• _WHAT TO PRODUCE_: Your task is to output the entries below word for word.

• _INFORMATION PROVIDED_:
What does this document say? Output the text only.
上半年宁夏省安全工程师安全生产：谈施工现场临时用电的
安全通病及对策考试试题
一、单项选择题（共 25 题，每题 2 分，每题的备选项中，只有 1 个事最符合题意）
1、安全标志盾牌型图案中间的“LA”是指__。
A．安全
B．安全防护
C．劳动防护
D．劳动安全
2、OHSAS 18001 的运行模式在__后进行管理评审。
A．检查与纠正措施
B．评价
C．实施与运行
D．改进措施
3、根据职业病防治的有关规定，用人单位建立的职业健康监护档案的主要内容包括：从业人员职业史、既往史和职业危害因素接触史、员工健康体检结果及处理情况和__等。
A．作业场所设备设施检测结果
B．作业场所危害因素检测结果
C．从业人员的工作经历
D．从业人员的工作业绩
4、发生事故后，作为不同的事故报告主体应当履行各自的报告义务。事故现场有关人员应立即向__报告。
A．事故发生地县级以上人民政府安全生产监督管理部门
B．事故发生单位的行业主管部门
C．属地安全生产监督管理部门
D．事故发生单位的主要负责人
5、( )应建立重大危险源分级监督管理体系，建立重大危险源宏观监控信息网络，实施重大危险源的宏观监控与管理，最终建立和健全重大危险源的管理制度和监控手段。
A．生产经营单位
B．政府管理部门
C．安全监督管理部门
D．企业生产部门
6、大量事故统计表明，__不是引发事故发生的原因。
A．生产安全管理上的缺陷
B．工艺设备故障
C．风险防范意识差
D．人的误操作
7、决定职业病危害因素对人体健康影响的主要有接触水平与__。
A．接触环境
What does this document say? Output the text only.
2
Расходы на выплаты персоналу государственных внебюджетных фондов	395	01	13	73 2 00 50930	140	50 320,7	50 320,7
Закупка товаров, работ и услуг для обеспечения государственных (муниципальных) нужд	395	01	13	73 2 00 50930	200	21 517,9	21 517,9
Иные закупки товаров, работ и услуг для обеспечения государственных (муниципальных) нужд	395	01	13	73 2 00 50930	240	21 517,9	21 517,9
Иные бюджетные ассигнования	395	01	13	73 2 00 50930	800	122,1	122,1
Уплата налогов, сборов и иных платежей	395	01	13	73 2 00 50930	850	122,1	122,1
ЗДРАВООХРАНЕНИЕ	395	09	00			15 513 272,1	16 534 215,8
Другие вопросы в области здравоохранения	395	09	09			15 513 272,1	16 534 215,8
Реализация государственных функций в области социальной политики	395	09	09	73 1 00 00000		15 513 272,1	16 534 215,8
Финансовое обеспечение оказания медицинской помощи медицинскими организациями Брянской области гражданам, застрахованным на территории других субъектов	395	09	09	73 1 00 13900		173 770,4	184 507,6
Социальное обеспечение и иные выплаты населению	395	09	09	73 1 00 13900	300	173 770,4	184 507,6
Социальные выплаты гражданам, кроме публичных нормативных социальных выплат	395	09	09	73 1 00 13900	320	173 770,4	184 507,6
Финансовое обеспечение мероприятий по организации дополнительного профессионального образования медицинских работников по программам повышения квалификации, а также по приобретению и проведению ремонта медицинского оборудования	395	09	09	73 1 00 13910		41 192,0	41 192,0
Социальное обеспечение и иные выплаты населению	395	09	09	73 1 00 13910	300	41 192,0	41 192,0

• _COMPLETED TASK_:
What does this document say? Output the text only.
上半年宁夏省安全工程师安全生产：谈施工现场临时用电的
安全通病及对策考试试题
一、单项选择题（共 25 题，每题 2 分，每题的备选项中，只有 1 个事最符合题意）
1、安全标志盾牌型图案中间的“LA”是指__。
A．安全
B．安全防护
C．劳动防护
D．劳动安全
2、OHSAS 18001 的运行模式在__后进行管理评审。
A．检查与纠正措施
B．评价
C．实施与运行
D．改进措施
3、根据职业病防治的有关规定，用人单位建立的职业健康监护档案的主要内容包括：从业人员职业史、既往史和职业危害因素接触史、员工健康体检结果及处理情况和__等。
A．作业场所设备设施检测结果
B．作业场所危害因素检测结果
C．从业人员的工作经历
D．从业人员的工作业绩
4、发生事故后，作为不同的事故报告主体应当履行各自的报告义务。事故现场有关人员应立即向__报告。
A．事故发生地县级以上人民政府安全生产监督管理部门
B．事故发生单位的行业主管部门
C．属地安全生产监督管理部门
D．事故发生单位的主要负责人
5、( )应建立重大危险源分级监督管理体系，建立重大危险源宏观监控信息网络，实施重大危险源的宏观监控与管理，最终建立和健全重大危险源的管理制度和监控手段。
A．生产经营单位
B．政府管理部门
C．安全监督管理部门
D．企业生产部门
6、大量事故统计表明，__不是引发事故发生的原因。
A．生产安全管理上的缺陷
B．工艺设备故障
C．风险防范意识差
D．人的误操作
7、决定职业病危害因素对人体健康影响的主要有接触水平与__。
A．接触环境
What does this document say? Output the text only.
2
Расходы на выплаты персоналу государственных внебюджетных фондов	395	01	13	73 2 00 50930	140	50 320,7	50 320,7
Закупка товаров, работ и услуг для обеспечения государственных (муниципальных) нужд	395	01	13	73 2 00 50930	200	21 517,9	21 517,9
Иные закупки товаров, работ и услуг для обеспечения государственных (муниципальных) нужд	395	01	13	73 2 00 50930	240	21 517,9	21 517,9
Иные бюджетные ассигнования	395	01	13	73 2 00 50930	800	122,1	122,1
Уплата налогов, сборов и иных платежей	395	01	13	73 2 00 50930	850	122,1	122,1
ЗДРАВООХРАНЕНИЕ	395	09	00			15 513 272,1	16 534 215,8
Другие вопросы в области здравоохранения	395	09	09			15 513 272,1	16 534 215,8
Реализация государственных функций в области социальной политики	395	09	09	73 1 00 00000		15 513 272,1	16 534 215,8
Финансовое обеспечение оказания медицинской помощи медицинскими организациями Брянской области гражданам, застрахованным на территории других субъектов	395	09	09	73 1 00 13900		173 770,4	184 507,6
Социальное обеспечение и иные выплаты населению	395	09	09	73 1 00 13900	300	173 770,4	184 507,6
Социальные выплаты гражданам, кроме публичных нормативных социальных выплат	395	09	09	73 1 00 13900	320	173 770,4	184 507,6
Финансовое обеспечение мероприятий по организации дополнительного профессионального образования медицинских работников по программам повышения квалификации, а также по приобретению и проведению ремонта медицинского оборудования	395	09	09	73 1 00 13910		41 192,0	41 192,0
Социальное обеспечение и иные выплаты населению	395	09	09	73 1 00 13910	300	41 192,0	41 192,0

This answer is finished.